# START OF TASK INPUT
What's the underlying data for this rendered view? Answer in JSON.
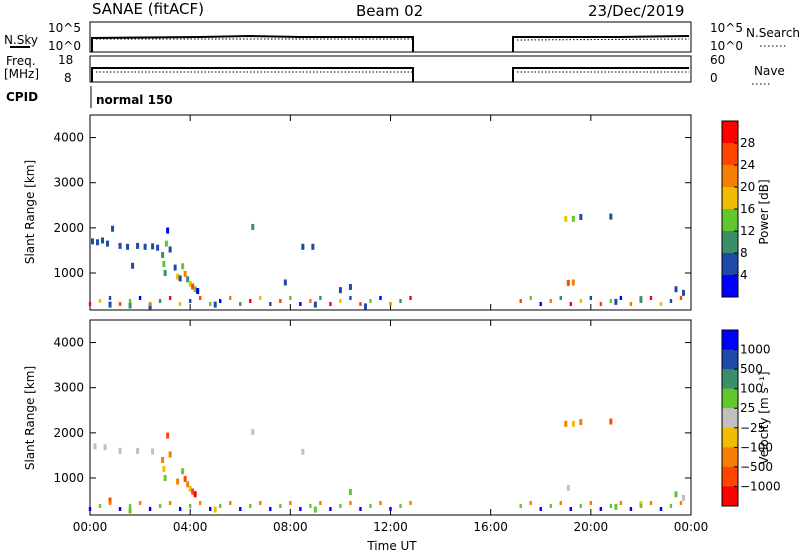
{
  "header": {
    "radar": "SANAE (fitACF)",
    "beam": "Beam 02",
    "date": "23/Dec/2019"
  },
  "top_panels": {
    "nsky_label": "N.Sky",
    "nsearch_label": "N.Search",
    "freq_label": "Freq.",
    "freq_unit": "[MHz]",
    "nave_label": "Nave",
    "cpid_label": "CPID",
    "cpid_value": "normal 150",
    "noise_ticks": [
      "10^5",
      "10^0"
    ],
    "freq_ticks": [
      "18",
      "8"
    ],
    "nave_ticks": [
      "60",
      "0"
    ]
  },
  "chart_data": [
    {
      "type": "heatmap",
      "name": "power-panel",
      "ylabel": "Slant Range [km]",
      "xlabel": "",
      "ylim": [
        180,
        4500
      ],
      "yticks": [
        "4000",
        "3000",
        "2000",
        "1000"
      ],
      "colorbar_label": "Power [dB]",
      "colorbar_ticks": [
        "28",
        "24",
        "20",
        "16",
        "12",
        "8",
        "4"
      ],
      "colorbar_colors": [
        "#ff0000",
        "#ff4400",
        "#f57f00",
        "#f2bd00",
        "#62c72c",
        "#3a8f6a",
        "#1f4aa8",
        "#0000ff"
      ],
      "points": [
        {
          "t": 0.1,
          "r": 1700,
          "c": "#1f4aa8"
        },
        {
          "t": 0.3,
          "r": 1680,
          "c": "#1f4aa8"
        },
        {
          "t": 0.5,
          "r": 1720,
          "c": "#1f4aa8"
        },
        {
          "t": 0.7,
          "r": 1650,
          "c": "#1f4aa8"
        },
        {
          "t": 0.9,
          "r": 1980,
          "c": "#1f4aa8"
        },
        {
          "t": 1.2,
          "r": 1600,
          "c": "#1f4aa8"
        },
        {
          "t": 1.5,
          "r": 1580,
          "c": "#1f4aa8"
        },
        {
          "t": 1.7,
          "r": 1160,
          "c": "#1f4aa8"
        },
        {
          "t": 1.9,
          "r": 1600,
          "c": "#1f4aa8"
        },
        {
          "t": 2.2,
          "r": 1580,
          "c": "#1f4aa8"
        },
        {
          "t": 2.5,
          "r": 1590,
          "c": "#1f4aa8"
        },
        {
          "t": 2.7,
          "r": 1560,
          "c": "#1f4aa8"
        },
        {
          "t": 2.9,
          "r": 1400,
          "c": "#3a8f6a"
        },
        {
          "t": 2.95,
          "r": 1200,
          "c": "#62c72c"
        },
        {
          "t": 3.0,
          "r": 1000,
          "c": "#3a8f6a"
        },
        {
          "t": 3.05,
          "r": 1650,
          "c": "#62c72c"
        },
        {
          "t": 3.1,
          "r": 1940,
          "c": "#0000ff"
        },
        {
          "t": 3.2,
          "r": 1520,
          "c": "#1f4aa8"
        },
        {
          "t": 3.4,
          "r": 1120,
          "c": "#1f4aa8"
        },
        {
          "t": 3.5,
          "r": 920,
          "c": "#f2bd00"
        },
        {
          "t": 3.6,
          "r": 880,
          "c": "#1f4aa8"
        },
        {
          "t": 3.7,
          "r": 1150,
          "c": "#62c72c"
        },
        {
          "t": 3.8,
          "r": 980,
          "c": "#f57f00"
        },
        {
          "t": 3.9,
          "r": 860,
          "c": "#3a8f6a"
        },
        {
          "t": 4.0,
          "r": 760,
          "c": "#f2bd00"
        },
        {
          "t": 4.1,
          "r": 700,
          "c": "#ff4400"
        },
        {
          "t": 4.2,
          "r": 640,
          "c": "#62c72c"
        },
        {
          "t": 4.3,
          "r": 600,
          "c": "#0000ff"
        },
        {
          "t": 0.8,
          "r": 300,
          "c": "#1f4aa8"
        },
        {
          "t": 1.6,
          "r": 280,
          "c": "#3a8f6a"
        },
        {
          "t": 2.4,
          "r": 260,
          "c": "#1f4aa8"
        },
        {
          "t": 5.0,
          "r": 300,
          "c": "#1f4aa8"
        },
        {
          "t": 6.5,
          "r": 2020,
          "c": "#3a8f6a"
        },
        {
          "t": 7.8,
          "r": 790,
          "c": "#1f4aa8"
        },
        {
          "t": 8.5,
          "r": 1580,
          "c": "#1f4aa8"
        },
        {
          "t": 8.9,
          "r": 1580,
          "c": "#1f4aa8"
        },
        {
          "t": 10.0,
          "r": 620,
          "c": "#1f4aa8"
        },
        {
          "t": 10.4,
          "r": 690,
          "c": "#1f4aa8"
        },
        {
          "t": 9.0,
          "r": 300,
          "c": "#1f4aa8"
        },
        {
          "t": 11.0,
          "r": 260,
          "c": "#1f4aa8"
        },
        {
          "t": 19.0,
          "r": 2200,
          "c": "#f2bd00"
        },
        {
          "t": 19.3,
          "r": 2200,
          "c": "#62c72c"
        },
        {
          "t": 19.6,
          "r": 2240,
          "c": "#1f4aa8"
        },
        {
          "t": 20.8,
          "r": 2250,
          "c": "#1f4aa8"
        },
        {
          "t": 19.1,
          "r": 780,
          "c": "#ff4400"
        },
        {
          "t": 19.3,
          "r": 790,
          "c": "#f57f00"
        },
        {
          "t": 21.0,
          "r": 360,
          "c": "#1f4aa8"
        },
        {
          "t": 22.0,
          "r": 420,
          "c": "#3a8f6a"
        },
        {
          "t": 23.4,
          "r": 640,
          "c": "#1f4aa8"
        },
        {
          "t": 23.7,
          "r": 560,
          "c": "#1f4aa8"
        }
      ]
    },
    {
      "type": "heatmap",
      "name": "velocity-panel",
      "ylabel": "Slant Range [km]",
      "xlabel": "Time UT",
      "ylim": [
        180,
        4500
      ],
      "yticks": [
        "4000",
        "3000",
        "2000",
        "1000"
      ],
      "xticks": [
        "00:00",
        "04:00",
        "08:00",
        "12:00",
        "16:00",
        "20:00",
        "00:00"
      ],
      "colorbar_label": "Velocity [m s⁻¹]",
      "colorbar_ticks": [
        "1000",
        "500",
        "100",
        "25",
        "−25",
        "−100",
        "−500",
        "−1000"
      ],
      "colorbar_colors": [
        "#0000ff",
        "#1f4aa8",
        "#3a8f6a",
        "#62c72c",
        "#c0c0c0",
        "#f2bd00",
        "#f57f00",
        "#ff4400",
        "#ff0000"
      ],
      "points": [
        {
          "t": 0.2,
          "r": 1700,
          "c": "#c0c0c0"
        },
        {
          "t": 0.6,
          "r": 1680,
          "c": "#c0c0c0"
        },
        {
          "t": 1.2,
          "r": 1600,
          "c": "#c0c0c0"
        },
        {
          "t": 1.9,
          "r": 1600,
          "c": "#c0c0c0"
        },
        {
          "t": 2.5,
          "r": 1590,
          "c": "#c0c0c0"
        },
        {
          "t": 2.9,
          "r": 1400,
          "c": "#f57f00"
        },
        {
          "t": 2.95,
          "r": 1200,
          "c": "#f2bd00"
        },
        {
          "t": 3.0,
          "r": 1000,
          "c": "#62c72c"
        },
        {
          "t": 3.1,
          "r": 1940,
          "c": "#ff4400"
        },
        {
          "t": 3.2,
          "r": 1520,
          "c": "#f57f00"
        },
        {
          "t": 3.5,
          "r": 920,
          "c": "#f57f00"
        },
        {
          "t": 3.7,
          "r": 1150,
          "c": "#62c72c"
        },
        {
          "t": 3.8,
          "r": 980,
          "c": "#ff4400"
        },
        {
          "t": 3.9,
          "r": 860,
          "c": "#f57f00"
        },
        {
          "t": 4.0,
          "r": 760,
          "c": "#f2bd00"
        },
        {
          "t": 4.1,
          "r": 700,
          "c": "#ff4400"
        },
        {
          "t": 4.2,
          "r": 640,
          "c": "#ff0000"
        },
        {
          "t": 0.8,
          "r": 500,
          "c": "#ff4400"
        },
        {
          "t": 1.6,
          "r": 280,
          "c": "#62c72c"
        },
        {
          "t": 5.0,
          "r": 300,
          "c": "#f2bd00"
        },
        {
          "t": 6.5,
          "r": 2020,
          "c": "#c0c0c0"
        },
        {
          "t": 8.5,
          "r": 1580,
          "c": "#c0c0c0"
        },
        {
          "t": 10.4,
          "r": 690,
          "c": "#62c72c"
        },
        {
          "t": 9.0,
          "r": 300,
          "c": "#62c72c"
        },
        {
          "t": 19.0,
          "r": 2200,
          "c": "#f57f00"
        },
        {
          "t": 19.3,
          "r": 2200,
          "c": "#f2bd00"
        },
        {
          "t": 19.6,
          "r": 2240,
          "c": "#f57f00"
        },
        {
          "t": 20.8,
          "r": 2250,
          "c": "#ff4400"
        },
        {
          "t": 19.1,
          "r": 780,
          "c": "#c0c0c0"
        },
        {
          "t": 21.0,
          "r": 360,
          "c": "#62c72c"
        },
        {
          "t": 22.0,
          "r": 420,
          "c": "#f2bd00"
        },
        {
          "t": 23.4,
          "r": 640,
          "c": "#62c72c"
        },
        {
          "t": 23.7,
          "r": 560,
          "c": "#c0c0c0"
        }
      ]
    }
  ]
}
# END OF TASK INPUT
STATED GOAL >> Within the listing, how many lines hold the word "name"? Only the number is to be given.

THE OUTPUT >> 2